Look through the lines of the material and count those containing "buttons". Give that count alone.

+ + +

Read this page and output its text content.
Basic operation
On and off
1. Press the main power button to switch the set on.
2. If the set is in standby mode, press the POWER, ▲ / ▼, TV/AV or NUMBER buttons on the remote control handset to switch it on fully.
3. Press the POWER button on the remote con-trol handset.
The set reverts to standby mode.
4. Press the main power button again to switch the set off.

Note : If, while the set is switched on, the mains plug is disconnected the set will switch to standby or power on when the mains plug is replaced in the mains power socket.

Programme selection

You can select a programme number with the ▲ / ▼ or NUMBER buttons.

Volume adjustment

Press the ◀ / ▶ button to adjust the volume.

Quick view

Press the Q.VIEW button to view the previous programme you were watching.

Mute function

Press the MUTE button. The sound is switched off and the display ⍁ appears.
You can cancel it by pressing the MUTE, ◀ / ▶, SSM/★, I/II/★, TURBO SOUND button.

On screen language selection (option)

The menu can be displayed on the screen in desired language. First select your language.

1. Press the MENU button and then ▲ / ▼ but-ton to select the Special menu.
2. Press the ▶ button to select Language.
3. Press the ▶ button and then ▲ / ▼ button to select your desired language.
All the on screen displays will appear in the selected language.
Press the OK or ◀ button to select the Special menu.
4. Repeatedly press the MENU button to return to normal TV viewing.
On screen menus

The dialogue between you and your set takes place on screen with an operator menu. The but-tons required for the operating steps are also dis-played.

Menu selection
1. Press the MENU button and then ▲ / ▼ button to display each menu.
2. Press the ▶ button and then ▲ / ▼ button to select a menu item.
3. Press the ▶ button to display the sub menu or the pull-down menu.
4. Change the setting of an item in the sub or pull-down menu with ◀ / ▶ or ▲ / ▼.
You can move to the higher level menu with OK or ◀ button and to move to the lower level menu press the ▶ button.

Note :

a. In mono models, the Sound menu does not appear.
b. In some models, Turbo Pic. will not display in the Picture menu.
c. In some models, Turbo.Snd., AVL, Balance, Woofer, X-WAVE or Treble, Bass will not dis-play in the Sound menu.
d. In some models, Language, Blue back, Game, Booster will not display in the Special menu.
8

+ + +

• SOLUTION FOR THIS TASK: 2